* [OBJECTIVE]
Go through the entries below and collect each line with the string "文段出处" in it.

.....

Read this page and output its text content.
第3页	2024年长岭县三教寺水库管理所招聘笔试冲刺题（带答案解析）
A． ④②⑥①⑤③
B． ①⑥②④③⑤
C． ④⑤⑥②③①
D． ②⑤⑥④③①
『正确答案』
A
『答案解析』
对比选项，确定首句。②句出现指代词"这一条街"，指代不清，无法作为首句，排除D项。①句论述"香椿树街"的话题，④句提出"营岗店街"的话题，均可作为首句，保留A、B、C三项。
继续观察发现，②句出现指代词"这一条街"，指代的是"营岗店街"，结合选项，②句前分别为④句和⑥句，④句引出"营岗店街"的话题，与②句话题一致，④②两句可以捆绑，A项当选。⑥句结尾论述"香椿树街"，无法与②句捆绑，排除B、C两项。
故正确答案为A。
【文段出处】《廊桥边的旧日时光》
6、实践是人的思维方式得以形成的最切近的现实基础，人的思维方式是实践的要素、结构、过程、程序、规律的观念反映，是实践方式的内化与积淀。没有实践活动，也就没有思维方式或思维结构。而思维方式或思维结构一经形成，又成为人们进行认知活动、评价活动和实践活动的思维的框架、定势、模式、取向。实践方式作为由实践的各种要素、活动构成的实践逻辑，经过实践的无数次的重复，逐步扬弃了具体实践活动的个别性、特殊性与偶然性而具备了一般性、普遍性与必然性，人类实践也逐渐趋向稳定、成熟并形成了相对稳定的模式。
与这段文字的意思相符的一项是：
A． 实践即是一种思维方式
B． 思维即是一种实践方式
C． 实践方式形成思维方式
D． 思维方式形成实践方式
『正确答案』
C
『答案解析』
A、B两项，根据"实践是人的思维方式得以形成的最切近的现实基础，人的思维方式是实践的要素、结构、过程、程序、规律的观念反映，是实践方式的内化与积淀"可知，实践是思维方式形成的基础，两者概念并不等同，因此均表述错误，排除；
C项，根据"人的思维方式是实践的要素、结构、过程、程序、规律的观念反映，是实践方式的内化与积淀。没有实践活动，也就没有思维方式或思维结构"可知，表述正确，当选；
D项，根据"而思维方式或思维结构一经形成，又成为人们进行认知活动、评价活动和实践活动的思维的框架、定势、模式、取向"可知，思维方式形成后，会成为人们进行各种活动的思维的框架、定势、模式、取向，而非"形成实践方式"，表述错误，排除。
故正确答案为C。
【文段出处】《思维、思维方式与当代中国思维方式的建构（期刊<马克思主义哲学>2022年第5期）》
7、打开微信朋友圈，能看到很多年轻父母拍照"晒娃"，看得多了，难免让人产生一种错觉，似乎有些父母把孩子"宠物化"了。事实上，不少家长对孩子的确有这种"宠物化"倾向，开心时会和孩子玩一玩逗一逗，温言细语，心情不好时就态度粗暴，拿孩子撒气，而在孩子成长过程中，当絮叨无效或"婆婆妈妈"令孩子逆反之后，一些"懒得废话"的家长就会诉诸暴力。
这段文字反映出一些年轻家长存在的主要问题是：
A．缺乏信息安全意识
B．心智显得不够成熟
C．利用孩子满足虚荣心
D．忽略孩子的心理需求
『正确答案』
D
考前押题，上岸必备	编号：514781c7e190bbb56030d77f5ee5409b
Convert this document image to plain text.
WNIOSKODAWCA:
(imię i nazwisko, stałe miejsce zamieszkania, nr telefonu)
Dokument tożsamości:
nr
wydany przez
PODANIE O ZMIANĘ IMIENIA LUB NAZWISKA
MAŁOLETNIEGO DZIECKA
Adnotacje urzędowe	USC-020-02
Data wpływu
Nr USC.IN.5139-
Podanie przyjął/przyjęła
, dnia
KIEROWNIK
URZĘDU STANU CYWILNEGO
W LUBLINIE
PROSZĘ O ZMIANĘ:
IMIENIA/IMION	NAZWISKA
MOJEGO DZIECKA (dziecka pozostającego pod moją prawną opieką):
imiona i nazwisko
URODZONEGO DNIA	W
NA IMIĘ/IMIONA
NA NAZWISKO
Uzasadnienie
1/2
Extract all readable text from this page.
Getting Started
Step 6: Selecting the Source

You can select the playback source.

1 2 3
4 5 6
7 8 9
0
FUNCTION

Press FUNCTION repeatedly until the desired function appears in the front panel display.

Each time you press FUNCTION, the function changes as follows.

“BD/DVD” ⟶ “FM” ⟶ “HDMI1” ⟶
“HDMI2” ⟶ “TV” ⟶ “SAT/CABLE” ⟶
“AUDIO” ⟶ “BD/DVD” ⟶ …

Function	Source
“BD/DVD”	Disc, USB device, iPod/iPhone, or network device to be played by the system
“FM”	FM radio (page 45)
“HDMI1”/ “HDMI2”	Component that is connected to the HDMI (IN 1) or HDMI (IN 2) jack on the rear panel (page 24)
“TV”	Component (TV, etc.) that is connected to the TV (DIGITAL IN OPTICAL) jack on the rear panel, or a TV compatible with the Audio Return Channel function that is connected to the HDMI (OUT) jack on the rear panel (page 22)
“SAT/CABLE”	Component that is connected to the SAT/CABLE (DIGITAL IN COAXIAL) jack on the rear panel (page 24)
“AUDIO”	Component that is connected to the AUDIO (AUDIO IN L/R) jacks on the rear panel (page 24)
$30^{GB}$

.....

* [WORKED ANSWER]
【文段出处】《廊桥边的旧日时光》
【文段出处】《思维、思维方式与当代中国思维方式的建构（期刊<马克思主义哲学>2022年第5期）》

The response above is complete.